**** Material to process

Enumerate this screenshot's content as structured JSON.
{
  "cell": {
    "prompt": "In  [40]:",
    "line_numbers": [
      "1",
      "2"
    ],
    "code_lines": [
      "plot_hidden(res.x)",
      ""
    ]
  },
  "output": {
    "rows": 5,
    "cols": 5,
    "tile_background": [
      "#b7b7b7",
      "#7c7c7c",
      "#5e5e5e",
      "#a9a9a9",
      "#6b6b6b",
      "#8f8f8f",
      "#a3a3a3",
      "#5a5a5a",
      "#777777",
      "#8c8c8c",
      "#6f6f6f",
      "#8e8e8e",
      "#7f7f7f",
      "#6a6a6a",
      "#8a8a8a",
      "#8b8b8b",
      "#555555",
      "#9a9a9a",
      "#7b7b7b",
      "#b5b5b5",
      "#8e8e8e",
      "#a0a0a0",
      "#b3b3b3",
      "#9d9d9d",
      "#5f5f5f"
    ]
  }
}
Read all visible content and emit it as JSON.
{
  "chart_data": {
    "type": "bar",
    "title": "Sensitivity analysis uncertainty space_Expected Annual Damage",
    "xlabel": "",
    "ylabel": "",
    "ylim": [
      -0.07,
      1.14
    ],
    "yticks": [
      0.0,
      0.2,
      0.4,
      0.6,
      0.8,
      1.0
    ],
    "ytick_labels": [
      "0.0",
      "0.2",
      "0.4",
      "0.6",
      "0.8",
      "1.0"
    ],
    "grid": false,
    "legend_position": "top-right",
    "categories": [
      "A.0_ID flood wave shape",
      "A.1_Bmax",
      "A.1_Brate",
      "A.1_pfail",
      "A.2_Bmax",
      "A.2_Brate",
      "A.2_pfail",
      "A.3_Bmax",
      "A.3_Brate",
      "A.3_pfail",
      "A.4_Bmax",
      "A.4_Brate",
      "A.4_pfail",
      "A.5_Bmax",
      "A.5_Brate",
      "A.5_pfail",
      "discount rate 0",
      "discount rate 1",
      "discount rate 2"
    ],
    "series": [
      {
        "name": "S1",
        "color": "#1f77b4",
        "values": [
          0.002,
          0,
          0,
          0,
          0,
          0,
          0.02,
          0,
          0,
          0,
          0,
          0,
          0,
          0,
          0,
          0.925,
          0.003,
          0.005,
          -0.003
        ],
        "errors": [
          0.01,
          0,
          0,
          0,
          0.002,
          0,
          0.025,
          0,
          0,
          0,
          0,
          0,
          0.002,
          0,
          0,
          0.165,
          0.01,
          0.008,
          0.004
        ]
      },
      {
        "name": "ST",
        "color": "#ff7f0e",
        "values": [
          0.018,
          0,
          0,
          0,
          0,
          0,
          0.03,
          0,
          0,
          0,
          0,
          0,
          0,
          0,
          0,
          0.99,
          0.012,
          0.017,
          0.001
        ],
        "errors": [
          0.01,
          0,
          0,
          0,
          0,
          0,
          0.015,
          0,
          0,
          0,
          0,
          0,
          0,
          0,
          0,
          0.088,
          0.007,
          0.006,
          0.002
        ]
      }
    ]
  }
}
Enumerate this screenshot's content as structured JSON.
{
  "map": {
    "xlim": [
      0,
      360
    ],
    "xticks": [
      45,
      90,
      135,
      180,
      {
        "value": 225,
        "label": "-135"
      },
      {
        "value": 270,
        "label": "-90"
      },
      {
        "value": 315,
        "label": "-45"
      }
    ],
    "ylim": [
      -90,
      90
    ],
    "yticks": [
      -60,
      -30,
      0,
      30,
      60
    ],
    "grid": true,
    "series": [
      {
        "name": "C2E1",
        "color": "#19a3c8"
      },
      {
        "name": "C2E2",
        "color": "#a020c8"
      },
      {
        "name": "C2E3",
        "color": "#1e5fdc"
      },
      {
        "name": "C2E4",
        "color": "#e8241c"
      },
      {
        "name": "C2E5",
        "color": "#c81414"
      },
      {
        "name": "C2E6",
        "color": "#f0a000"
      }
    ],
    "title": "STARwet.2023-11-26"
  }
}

********

Instructions to follow -
Pull out each record as written and restate it exactly.

Response -
Enumerate this screenshot's content as structured JSON.
{
  "cell": {
    "prompt": "In  [40]:",
    "line_numbers": [
      "1",
      "2"
    ],
    "code_lines": [
      "plot_hidden(res.x)",
      ""
    ]
  },
  "output": {
    "rows": 5,
    "cols": 5,
    "tile_background": [
      "#b7b7b7",
      "#7c7c7c",
      "#5e5e5e",
      "#a9a9a9",
      "#6b6b6b",
      "#8f8f8f",
      "#a3a3a3",
      "#5a5a5a",
      "#777777",
      "#8c8c8c",
      "#6f6f6f",
      "#8e8e8e",
      "#7f7f7f",
      "#6a6a6a",
      "#8a8a8a",
      "#8b8b8b",
      "#555555",
      "#9a9a9a",
      "#7b7b7b",
      "#b5b5b5",
      "#8e8e8e",
      "#a0a0a0",
      "#b3b3b3",
      "#9d9d9d",
      "#5f5f5f"
    ]
  }
}
Read all visible content and emit it as JSON.
{
  "chart_data": {
    "type": "bar",
    "title": "Sensitivity analysis uncertainty space_Expected Annual Damage",
    "xlabel": "",
    "ylabel": "",
    "ylim": [
      -0.07,
      1.14
    ],
    "yticks": [
      0.0,
      0.2,
      0.4,
      0.6,
      0.8,
      1.0
    ],
    "ytick_labels": [
      "0.0",
      "0.2",
      "0.4",
      "0.6",
      "0.8",
      "1.0"
    ],
    "grid": false,
    "legend_position": "top-right",
    "categories": [
      "A.0_ID flood wave shape",
      "A.1_Bmax",
      "A.1_Brate",
      "A.1_pfail",
      "A.2_Bmax",
      "A.2_Brate",
      "A.2_pfail",
      "A.3_Bmax",
      "A.3_Brate",
      "A.3_pfail",
      "A.4_Bmax",
      "A.4_Brate",
      "A.4_pfail",
      "A.5_Bmax",
      "A.5_Brate",
      "A.5_pfail",
      "discount rate 0",
      "discount rate 1",
      "discount rate 2"
    ],
    "series": [
      {
        "name": "S1",
        "color": "#1f77b4",
        "values": [
          0.002,
          0,
          0,
          0,
          0,
          0,
          0.02,
          0,
          0,
          0,
          0,
          0,
          0,
          0,
          0,
          0.925,
          0.003,
          0.005,
          -0.003
        ],
        "errors": [
          0.01,
          0,
          0,
          0,
          0.002,
          0,
          0.025,
          0,
          0,
          0,
          0,
          0,
          0.002,
          0,
          0,
          0.165,
          0.01,
          0.008,
          0.004
        ]
      },
      {
        "name": "ST",
        "color": "#ff7f0e",
        "values": [
          0.018,
          0,
          0,
          0,
          0,
          0,
          0.03,
          0,
          0,
          0,
          0,
          0,
          0,
          0,
          0,
          0.99,
          0.012,
          0.017,
          0.001
        ],
        "errors": [
          0.01,
          0,
          0,
          0,
          0,
          0,
          0.015,
          0,
          0,
          0,
          0,
          0,
          0,
          0,
          0,
          0.088,
          0.007,
          0.006,
          0.002
        ]
      }
    ]
  }
}
Enumerate this screenshot's content as structured JSON.
{
  "map": {
    "xlim": [
      0,
      360
    ],
    "xticks": [
      45,
      90,
      135,
      180,
      {
        "value": 225,
        "label": "-135"
      },
      {
        "value": 270,
        "label": "-90"
      },
      {
        "value": 315,
        "label": "-45"
      }
    ],
    "ylim": [
      -90,
      90
    ],
    "yticks": [
      -60,
      -30,
      0,
      30,
      60
    ],
    "grid": true,
    "series": [
      {
        "name": "C2E1",
        "color": "#19a3c8"
      },
      {
        "name": "C2E2",
        "color": "#a020c8"
      },
      {
        "name": "C2E3",
        "color": "#1e5fdc"
      },
      {
        "name": "C2E4",
        "color": "#e8241c"
      },
      {
        "name": "C2E5",
        "color": "#c81414"
      },
      {
        "name": "C2E6",
        "color": "#f0a000"
      }
    ],
    "title": "STARwet.2023-11-26"
  }
}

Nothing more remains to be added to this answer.